### What is expected
Repeat the entries without change, omitting the pictures.

*** Data to process Section Begins ***

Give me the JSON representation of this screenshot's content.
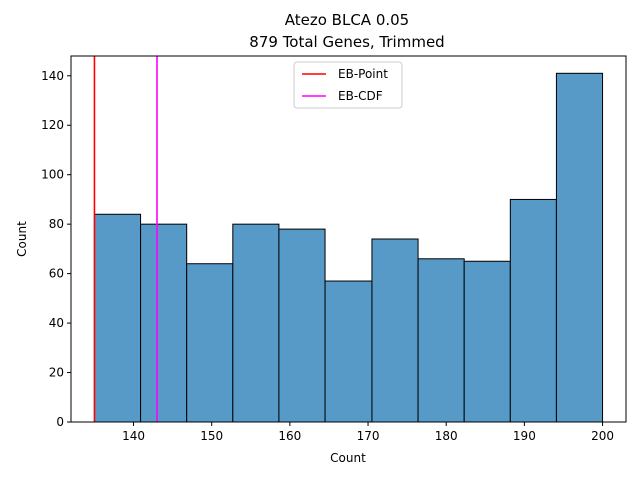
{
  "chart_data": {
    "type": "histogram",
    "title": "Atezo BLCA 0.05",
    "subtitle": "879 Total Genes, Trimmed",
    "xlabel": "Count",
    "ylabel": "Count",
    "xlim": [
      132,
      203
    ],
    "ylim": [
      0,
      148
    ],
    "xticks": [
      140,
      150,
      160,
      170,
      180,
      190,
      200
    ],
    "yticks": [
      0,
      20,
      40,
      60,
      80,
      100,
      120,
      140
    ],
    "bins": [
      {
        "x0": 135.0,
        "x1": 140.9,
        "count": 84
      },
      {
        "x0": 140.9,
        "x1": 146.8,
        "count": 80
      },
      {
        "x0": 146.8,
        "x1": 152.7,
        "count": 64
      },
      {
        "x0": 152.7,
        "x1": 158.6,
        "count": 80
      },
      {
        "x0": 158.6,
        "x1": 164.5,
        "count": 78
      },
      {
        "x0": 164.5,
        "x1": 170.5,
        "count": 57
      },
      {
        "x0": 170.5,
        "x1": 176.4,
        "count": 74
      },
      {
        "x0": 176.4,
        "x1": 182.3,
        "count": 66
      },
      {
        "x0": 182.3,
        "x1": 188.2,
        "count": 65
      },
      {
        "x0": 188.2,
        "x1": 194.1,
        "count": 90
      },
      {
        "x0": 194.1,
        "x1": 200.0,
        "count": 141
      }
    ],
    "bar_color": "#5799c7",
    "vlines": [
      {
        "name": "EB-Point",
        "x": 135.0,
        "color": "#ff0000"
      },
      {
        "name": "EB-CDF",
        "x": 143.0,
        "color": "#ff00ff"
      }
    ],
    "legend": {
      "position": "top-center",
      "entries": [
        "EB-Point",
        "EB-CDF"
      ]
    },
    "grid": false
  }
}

*** Data to process Section Ends ***

### Reply
Give me the JSON representation of this screenshot's content.
{
  "chart_data": {
    "type": "histogram",
    "title": "Atezo BLCA 0.05",
    "subtitle": "879 Total Genes, Trimmed",
    "xlabel": "Count",
    "ylabel": "Count",
    "xlim": [
      132,
      203
    ],
    "ylim": [
      0,
      148
    ],
    "xticks": [
      140,
      150,
      160,
      170,
      180,
      190,
      200
    ],
    "yticks": [
      0,
      20,
      40,
      60,
      80,
      100,
      120,
      140
    ],
    "bins": [
      {
        "x0": 135.0,
        "x1": 140.9,
        "count": 84
      },
      {
        "x0": 140.9,
        "x1": 146.8,
        "count": 80
      },
      {
        "x0": 146.8,
        "x1": 152.7,
        "count": 64
      },
      {
        "x0": 152.7,
        "x1": 158.6,
        "count": 80
      },
      {
        "x0": 158.6,
        "x1": 164.5,
        "count": 78
      },
      {
        "x0": 164.5,
        "x1": 170.5,
        "count": 57
      },
      {
        "x0": 170.5,
        "x1": 176.4,
        "count": 74
      },
      {
        "x0": 176.4,
        "x1": 182.3,
        "count": 66
      },
      {
        "x0": 182.3,
        "x1": 188.2,
        "count": 65
      },
      {
        "x0": 188.2,
        "x1": 194.1,
        "count": 90
      },
      {
        "x0": 194.1,
        "x1": 200.0,
        "count": 141
      }
    ],
    "bar_color": "#5799c7",
    "vlines": [
      {
        "name": "EB-Point",
        "x": 135.0,
        "color": "#ff0000"
      },
      {
        "name": "EB-CDF",
        "x": 143.0,
        "color": "#ff00ff"
      }
    ],
    "legend": {
      "position": "top-center",
      "entries": [
        "EB-Point",
        "EB-CDF"
      ]
    },
    "grid": false
  }
}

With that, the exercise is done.